Start of Selected extract
The blogger MGM on the short-lived “Austrian Economics” blog expresses a crucial observation on this point:
“… savings find their way into the financial sector, because financial assets possess a great deal of liquidity. And depending on one’s appetite for risk, one can attempt to sacrifice a little liquidity for the possibility of capital gains (speculation); but because most financial assets have orderly markets, it is relatively easy to sell these assets for money. Capital goods, however, are not easily resalable (liquid).

For Post Keynesians, the financial sector is very different from the industrial sector. The financial sector deals principally with liquidity, and aims to provide people with liquidity (savers). The industrial sector, on the other hand, deals with real tangible (not easily substitutable) capital goods. These goods do not provide liquidity, because they cannot easily be sold. People who deal with capital goods must therefore look to its prospective yield and not its liquidity properties. These people are generally capitalists, and not savers.”
End of Selected extract
Start of Provided material
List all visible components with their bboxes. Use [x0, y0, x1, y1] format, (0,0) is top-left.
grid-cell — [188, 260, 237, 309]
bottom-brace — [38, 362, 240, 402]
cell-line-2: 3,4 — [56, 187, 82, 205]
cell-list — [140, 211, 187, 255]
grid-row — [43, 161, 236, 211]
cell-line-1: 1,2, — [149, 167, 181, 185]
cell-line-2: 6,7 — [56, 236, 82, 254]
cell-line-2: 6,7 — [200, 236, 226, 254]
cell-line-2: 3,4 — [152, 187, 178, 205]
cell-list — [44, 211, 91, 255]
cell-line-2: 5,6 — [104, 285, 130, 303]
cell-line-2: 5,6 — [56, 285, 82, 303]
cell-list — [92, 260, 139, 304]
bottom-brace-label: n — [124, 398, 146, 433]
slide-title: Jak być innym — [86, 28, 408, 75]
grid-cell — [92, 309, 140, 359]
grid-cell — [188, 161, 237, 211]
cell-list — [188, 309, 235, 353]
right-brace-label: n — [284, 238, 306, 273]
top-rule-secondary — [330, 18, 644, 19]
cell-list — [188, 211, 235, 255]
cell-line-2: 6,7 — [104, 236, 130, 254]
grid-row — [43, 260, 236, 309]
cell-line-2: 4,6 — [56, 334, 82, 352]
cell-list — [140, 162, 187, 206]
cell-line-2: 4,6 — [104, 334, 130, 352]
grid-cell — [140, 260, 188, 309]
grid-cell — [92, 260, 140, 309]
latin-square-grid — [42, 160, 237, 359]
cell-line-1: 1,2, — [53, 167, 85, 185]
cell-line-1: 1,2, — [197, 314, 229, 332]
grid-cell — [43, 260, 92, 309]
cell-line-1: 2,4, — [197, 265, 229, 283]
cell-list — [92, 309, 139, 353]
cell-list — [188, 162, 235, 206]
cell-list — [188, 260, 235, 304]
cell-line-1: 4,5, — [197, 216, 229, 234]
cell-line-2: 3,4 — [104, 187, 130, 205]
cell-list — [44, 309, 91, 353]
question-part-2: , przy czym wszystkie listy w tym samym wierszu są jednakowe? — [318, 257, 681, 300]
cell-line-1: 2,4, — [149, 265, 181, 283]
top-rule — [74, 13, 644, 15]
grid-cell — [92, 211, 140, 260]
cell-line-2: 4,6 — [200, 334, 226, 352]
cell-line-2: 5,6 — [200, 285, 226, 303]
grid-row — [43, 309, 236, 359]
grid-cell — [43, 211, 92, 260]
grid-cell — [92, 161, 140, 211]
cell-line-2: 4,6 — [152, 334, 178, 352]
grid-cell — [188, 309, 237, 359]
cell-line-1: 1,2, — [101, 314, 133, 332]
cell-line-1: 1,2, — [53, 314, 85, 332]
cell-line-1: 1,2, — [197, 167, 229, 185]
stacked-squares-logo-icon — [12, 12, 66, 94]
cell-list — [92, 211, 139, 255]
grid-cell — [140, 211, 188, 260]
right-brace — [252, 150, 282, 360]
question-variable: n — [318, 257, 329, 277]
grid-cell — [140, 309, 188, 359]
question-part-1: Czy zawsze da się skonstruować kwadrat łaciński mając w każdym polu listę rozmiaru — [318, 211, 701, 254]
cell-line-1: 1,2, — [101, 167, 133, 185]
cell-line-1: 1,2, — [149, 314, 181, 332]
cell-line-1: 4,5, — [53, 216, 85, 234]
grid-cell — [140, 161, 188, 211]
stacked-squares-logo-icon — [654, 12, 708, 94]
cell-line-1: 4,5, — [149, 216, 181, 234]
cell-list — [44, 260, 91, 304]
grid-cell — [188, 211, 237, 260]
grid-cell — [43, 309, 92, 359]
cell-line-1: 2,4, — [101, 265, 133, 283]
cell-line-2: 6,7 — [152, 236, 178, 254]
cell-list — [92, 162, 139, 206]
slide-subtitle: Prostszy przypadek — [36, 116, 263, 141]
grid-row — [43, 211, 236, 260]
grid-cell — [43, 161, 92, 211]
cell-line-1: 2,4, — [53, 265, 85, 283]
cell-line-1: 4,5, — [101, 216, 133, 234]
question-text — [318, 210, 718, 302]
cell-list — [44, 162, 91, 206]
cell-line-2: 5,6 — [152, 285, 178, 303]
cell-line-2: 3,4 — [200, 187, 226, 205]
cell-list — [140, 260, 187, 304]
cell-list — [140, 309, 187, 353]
End of Provided material
__Required action 1__: Check each statement against the passage on the financial and industrial sectors and answer yes or no, quoting the words of the passage that decide it: (a) Capital goods are easily resalable. (b) The financial sector deals principally with liquidity. (c) People who deal with capital goods are generally savers.
__Required action 2__: Resume the passage on the financial and industrial sectors, beginning right after its final sentence.
The data can be set aside.

__Task response 1__:
(a) No: "Capital goods, however, are not easily resalable (liquid)."
(b) Yes: "The financial sector deals principally with liquidity"
(c) No: "These people are generally capitalists, and not savers."

__Task response 2__:
“The Horwitz and Hill Debate: Or, Why the Austrians are Wrong about Financial Markets,” Austrian Economics, March 27, 2011.
Moreover, the banking and monetary system is endogenous, which means that it generates new money in response to the demand for (1) credit or (2) demand deposit money. Hill is absolutely right to stress that modern banking systems create credit in excess of savings and prior monetary saving is not needed to back investment (Hill 1996a: 381). Assuming resources are available, new monetary saving is therefore not even necessary for increased credit creation and investment. In a world of vast international trade, industrial sectors with unused excess capacity, and idle resources, even at a high level of employment, capitalist systems can still provide elasticity of production of many goods without serious inflation.

But the demand for investment credit is still dependent on many things other than a crude supply and demand curve for money, such as expectations of future profit, the level of demand, sales volume, expectations of future sales and orders, and so on.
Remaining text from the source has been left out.